_The problem_
Send back the entries below exactly as they appear.

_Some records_
◇ ◇ ◇ ◇
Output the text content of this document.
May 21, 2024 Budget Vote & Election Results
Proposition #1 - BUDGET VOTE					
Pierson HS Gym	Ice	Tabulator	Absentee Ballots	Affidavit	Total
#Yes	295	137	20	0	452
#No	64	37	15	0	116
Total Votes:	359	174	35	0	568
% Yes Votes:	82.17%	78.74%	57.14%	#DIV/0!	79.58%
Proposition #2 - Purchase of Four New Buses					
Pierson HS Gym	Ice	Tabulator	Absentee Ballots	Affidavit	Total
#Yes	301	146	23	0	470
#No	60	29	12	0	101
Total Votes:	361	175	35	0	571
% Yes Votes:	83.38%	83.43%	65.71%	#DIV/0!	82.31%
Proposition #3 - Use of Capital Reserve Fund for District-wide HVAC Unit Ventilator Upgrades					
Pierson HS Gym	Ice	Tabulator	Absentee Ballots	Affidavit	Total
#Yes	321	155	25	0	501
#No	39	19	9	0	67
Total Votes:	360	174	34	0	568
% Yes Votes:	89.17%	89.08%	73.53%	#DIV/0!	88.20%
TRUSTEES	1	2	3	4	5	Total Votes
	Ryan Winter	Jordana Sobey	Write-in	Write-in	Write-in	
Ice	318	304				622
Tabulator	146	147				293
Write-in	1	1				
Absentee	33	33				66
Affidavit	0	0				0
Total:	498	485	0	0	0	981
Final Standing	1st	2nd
◇ ◇ ◇ ◇
_Complete response_
Output the text content of this document.
May 21, 2024 Budget Vote & Election Results
Proposition #1 - BUDGET VOTE					
Pierson HS Gym	Ice	Tabulator	Absentee Ballots	Affidavit	Total
#Yes	295	137	20	0	452
#No	64	37	15	0	116
Total Votes:	359	174	35	0	568
% Yes Votes:	82.17%	78.74%	57.14%	#DIV/0!	79.58%
Proposition #2 - Purchase of Four New Buses					
Pierson HS Gym	Ice	Tabulator	Absentee Ballots	Affidavit	Total
#Yes	301	146	23	0	470
#No	60	29	12	0	101
Total Votes:	361	175	35	0	571
% Yes Votes:	83.38%	83.43%	65.71%	#DIV/0!	82.31%
Proposition #3 - Use of Capital Reserve Fund for District-wide HVAC Unit Ventilator Upgrades					
Pierson HS Gym	Ice	Tabulator	Absentee Ballots	Affidavit	Total
#Yes	321	155	25	0	501
#No	39	19	9	0	67
Total Votes:	360	174	34	0	568
% Yes Votes:	89.17%	89.08%	73.53%	#DIV/0!	88.20%
TRUSTEES	1	2	3	4	5	Total Votes
	Ryan Winter	Jordana Sobey	Write-in	Write-in	Write-in	
Ice	318	304				622
Tabulator	146	147				293
Write-in	1	1				
Absentee	33	33				66
Affidavit	0	0				0
Total:	498	485	0	0	0	981
Final Standing	1st	2nd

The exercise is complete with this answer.